## Stated problem
Determine the count of lines holding "JSON" and give that count alone.

-------- Dataset rows --------

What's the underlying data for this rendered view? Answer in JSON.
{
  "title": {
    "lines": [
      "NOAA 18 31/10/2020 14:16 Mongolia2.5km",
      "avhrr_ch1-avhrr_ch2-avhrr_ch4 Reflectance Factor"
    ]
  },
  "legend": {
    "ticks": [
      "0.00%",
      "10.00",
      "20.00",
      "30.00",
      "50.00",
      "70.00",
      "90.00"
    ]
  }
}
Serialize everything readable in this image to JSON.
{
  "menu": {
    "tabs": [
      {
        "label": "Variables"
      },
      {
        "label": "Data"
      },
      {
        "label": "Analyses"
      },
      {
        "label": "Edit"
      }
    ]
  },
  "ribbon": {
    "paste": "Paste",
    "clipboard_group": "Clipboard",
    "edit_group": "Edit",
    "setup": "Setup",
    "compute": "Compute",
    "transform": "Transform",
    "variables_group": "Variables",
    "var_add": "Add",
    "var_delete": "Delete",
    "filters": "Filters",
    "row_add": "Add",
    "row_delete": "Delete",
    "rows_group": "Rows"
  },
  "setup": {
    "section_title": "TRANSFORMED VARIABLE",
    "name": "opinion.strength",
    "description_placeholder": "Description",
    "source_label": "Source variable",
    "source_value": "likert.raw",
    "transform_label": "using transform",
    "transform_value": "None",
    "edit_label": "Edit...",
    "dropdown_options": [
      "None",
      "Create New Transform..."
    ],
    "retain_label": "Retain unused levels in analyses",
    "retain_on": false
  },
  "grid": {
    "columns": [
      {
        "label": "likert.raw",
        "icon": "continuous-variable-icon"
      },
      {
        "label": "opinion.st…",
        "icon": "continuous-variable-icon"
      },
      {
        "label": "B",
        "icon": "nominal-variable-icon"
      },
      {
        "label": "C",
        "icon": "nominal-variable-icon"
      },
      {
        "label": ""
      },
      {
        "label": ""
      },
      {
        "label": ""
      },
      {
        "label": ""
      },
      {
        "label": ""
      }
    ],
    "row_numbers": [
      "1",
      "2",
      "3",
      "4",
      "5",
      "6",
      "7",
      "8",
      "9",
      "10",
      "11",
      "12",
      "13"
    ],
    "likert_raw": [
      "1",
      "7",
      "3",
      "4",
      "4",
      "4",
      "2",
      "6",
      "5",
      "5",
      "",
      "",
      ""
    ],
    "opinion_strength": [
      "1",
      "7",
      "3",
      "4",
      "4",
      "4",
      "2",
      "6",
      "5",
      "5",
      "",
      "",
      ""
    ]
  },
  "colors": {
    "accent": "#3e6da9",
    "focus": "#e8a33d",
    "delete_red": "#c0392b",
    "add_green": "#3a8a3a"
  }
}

--------

## Finished task
2